---- Data supplied

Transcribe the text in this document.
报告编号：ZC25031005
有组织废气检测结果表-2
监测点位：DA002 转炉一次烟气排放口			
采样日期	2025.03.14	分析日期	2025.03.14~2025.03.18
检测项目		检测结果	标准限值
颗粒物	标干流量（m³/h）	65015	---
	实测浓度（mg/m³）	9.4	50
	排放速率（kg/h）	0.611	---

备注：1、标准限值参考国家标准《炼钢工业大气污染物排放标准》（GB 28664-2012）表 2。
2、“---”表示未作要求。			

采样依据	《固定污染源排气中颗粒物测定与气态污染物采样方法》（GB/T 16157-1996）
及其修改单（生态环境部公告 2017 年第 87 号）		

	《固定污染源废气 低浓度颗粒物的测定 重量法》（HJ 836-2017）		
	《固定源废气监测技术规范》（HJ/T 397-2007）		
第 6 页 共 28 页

--------

Direction >> Your task is to print all of the records exactly.

Output for this exercise >>
Transcribe the text in this document.
报告编号：ZC25031005
有组织废气检测结果表-2
监测点位：DA002 转炉一次烟气排放口			
采样日期	2025.03.14	分析日期	2025.03.14~2025.03.18
检测项目		检测结果	标准限值
颗粒物	标干流量（m³/h）	65015	---
	实测浓度（mg/m³）	9.4	50
	排放速率（kg/h）	0.611	---

备注：1、标准限值参考国家标准《炼钢工业大气污染物排放标准》（GB 28664-2012）表 2。
2、“---”表示未作要求。			

采样依据	《固定污染源排气中颗粒物测定与气态污染物采样方法》（GB/T 16157-1996）
及其修改单（生态环境部公告 2017 年第 87 号）		

	《固定污染源废气 低浓度颗粒物的测定 重量法》（HJ 836-2017）		
	《固定源废气监测技术规范》（HJ/T 397-2007）		
第 6 页 共 28 页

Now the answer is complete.